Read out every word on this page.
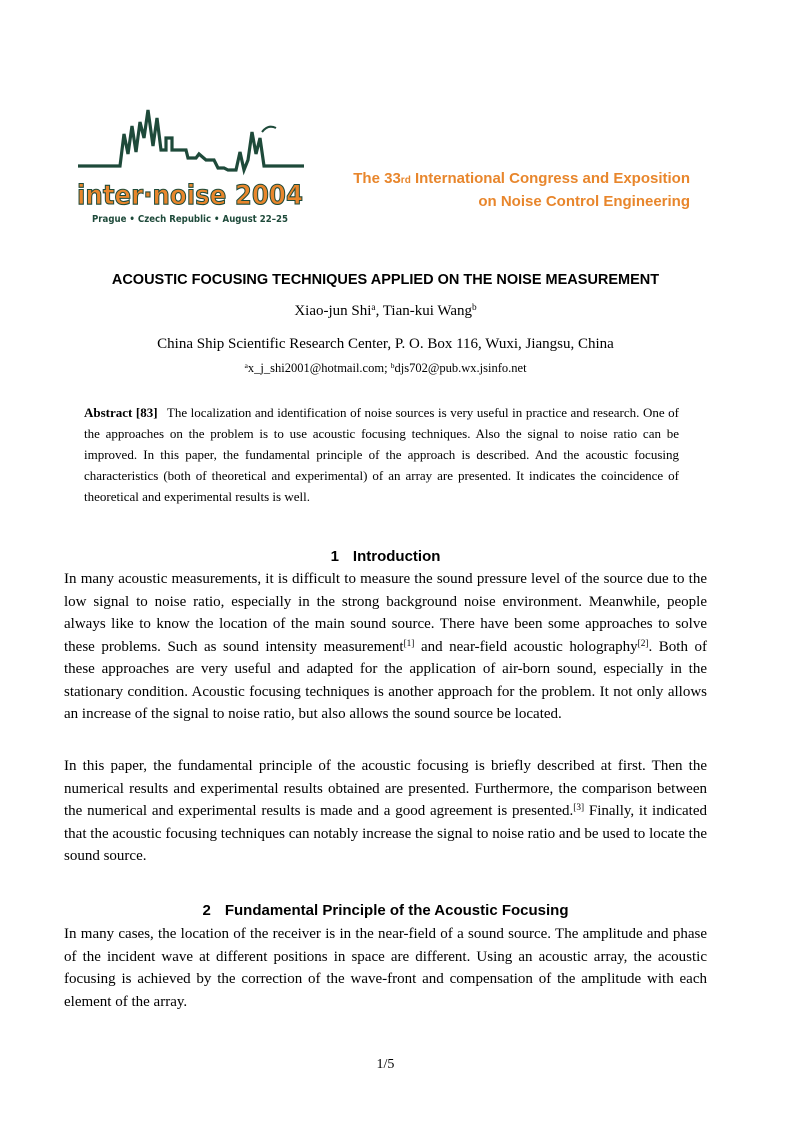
inter·noise 2004
Prague • Czech Republic • August 22–25
The 33rd International Congress and Exposition
on Noise Control Engineering
ACOUSTIC FOCUSING TECHNIQUES APPLIED ON THE NOISE MEASUREMENT
Xiao-jun Shi$^a$, Tian-kui Wang$^b$
China Ship Scientific Research Center, P. O. Box 116, Wuxi, Jiangsu, China
$^a$x_j_shi2001@hotmail.com; $^b$djs702@pub.wx.jsinfo.net

Abstract [83] The localization and identification of noise sources is very useful in practice and research. One of the approaches on the problem is to use acoustic focusing techniques. Also the signal to noise ratio can be improved. In this paper, the fundamental principle of the approach is described. And the acoustic focusing characteristics (both of theoretical and experimental) of an array are presented. It indicates the coincidence of theoretical and experimental results is well.

1 Introduction

In many acoustic measurements, it is difficult to measure the sound pressure level of the source due to the low signal to noise ratio, especially in the strong background noise environment. Meanwhile, people always like to know the location of the main sound source. There have been some approaches to solve these problems. Such as sound intensity measurement[1] and near-field acoustic holography[2]. Both of these approaches are very useful and adapted for the application of air-born sound, especially in the stationary condition. Acoustic focusing techniques is another approach for the problem. It not only allows an increase of the signal to noise ratio, but also allows the sound source be located.

In this paper, the fundamental principle of the acoustic focusing is briefly described at first. Then the numerical results and experimental results obtained are presented. Furthermore, the comparison between the numerical and experimental results is made and a good agreement is presented.[3] Finally, it indicated that the acoustic focusing techniques can notably increase the signal to noise ratio and be used to locate the sound source.

2 Fundamental Principle of the Acoustic Focusing

In many cases, the location of the receiver is in the near-field of a sound source. The amplitude and phase of the incident wave at different positions in space are different. Using an acoustic array, the acoustic focusing is achieved by the correction of the wave-front and compensation of the amplitude with each element of the array.

1/5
---
## Objective
Restate the data above word for word. Do not include the images.

## Reply to the exercise
Read out every word on this page.
inter·noise 2004
Prague • Czech Republic • August 22–25
The 33rd International Congress and Exposition
on Noise Control Engineering
ACOUSTIC FOCUSING TECHNIQUES APPLIED ON THE NOISE MEASUREMENT
Xiao-jun Shi$^a$, Tian-kui Wang$^b$
China Ship Scientific Research Center, P. O. Box 116, Wuxi, Jiangsu, China
$^a$x_j_shi2001@hotmail.com; $^b$djs702@pub.wx.jsinfo.net

Abstract [83] The localization and identification of noise sources is very useful in practice and research. One of the approaches on the problem is to use acoustic focusing techniques. Also the signal to noise ratio can be improved. In this paper, the fundamental principle of the approach is described. And the acoustic focusing characteristics (both of theoretical and experimental) of an array are presented. It indicates the coincidence of theoretical and experimental results is well.

1 Introduction

In many acoustic measurements, it is difficult to measure the sound pressure level of the source due to the low signal to noise ratio, especially in the strong background noise environment. Meanwhile, people always like to know the location of the main sound source. There have been some approaches to solve these problems. Such as sound intensity measurement[1] and near-field acoustic holography[2]. Both of these approaches are very useful and adapted for the application of air-born sound, especially in the stationary condition. Acoustic focusing techniques is another approach for the problem. It not only allows an increase of the signal to noise ratio, but also allows the sound source be located.

In this paper, the fundamental principle of the acoustic focusing is briefly described at first. Then the numerical results and experimental results obtained are presented. Furthermore, the comparison between the numerical and experimental results is made and a good agreement is presented.[3] Finally, it indicated that the acoustic focusing techniques can notably increase the signal to noise ratio and be used to locate the sound source.

2 Fundamental Principle of the Acoustic Focusing

In many cases, the location of the receiver is in the near-field of a sound source. The amplitude and phase of the incident wave at different positions in space are different. Using an acoustic array, the acoustic focusing is achieved by the correction of the wave-front and compensation of the amplitude with each element of the array.

1/5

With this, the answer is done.